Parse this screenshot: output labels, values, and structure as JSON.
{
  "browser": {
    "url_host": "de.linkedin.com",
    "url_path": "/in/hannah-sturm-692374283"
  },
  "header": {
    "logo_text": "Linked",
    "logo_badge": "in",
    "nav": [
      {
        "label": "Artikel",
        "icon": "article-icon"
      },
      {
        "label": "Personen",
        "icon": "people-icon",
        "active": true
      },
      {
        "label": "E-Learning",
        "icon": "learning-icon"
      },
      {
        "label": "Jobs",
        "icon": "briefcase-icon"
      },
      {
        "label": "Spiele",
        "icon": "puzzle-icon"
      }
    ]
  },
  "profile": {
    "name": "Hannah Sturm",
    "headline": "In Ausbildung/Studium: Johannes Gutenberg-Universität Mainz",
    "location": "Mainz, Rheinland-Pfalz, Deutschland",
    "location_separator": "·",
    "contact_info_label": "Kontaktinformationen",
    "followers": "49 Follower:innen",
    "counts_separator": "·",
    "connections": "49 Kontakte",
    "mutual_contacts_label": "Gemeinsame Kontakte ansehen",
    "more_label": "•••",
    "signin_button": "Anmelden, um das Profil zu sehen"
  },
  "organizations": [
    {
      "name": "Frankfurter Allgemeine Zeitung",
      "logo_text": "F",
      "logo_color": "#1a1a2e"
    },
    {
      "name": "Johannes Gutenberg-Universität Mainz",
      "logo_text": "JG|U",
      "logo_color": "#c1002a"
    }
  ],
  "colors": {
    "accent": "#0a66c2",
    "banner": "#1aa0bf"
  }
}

#### What this task involves
Retype each record exactly, leaving nothing out.

#### Written solution
Parse this screenshot: output labels, values, and structure as JSON.
{
  "browser": {
    "url_host": "de.linkedin.com",
    "url_path": "/in/hannah-sturm-692374283"
  },
  "header": {
    "logo_text": "Linked",
    "logo_badge": "in",
    "nav": [
      {
        "label": "Artikel",
        "icon": "article-icon"
      },
      {
        "label": "Personen",
        "icon": "people-icon",
        "active": true
      },
      {
        "label": "E-Learning",
        "icon": "learning-icon"
      },
      {
        "label": "Jobs",
        "icon": "briefcase-icon"
      },
      {
        "label": "Spiele",
        "icon": "puzzle-icon"
      }
    ]
  },
  "profile": {
    "name": "Hannah Sturm",
    "headline": "In Ausbildung/Studium: Johannes Gutenberg-Universität Mainz",
    "location": "Mainz, Rheinland-Pfalz, Deutschland",
    "location_separator": "·",
    "contact_info_label": "Kontaktinformationen",
    "followers": "49 Follower:innen",
    "counts_separator": "·",
    "connections": "49 Kontakte",
    "mutual_contacts_label": "Gemeinsame Kontakte ansehen",
    "more_label": "•••",
    "signin_button": "Anmelden, um das Profil zu sehen"
  },
  "organizations": [
    {
      "name": "Frankfurter Allgemeine Zeitung",
      "logo_text": "F",
      "logo_color": "#1a1a2e"
    },
    {
      "name": "Johannes Gutenberg-Universität Mainz",
      "logo_text": "JG|U",
      "logo_color": "#c1002a"
    }
  ],
  "colors": {
    "accent": "#0a66c2",
    "banner": "#1aa0bf"
  }
}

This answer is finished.